Count how many lines contain "name" and reply with that number only.
*** Available records ***
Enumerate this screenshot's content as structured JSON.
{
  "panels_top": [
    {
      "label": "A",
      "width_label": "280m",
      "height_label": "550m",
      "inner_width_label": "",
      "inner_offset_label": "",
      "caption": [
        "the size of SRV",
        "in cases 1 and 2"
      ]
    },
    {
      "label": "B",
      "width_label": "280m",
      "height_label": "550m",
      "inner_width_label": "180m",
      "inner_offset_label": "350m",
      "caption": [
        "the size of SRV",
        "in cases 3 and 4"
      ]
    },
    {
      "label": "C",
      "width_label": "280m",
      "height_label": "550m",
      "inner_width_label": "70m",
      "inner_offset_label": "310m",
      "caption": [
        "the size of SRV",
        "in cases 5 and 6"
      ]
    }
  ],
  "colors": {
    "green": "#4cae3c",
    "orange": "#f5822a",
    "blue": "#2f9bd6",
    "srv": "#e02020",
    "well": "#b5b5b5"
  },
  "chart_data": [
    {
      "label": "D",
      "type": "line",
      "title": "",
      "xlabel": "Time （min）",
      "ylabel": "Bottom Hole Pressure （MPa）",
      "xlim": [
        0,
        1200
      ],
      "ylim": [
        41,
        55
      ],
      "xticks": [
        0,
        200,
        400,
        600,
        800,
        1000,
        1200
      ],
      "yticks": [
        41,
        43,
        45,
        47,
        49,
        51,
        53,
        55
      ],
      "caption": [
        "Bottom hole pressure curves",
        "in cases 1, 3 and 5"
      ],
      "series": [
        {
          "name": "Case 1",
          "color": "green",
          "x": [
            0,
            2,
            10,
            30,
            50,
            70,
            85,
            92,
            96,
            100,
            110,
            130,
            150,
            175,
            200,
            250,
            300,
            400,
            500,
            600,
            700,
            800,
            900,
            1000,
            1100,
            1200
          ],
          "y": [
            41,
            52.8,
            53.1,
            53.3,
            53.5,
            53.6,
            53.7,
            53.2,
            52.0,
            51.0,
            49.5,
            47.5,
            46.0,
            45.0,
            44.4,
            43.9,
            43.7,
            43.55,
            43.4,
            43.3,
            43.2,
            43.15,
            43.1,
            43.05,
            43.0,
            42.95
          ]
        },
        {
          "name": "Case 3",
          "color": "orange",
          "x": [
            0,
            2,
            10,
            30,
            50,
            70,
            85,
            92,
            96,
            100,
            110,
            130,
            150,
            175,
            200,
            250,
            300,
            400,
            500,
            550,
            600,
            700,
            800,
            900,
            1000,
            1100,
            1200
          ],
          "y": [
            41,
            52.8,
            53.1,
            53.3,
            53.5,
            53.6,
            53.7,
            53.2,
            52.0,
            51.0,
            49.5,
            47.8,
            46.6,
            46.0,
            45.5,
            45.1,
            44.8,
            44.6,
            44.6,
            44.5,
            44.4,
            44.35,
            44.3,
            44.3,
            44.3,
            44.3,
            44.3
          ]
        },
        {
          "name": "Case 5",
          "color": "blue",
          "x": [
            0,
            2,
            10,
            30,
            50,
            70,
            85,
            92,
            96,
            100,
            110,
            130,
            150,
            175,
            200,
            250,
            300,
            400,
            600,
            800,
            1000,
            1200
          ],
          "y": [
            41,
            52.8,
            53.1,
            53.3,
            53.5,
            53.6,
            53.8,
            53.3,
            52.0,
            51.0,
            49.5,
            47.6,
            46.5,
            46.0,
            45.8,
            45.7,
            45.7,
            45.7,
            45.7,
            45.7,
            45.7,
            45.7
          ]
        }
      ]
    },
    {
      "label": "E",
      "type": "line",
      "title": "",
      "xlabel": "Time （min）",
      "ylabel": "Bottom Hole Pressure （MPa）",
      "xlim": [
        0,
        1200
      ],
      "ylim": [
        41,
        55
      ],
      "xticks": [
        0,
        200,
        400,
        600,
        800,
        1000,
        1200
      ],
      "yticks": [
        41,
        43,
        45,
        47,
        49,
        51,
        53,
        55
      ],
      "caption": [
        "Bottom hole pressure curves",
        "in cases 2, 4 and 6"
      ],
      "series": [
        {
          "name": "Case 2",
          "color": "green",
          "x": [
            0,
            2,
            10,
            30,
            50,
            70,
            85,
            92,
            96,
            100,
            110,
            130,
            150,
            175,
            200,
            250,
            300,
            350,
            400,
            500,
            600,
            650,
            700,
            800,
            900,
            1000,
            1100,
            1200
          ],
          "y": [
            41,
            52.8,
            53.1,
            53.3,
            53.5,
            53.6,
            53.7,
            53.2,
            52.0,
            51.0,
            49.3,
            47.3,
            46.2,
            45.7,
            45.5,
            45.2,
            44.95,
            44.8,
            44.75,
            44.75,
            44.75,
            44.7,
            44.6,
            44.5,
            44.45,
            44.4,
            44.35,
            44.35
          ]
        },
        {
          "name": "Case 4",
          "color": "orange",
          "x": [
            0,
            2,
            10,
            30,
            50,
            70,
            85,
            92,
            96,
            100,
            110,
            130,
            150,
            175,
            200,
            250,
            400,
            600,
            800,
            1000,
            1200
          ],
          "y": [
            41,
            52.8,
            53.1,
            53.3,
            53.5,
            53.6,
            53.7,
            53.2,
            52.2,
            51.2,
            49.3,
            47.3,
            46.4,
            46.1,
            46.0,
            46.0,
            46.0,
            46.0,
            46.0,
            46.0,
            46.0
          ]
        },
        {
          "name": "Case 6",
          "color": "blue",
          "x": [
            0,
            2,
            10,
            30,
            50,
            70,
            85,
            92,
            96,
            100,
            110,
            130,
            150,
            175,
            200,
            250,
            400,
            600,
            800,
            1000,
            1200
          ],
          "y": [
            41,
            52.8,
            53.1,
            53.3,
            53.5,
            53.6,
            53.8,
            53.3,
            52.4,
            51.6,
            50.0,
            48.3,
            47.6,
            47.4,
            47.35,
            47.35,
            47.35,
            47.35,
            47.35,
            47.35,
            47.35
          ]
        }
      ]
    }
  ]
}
***
• **Task result**:
6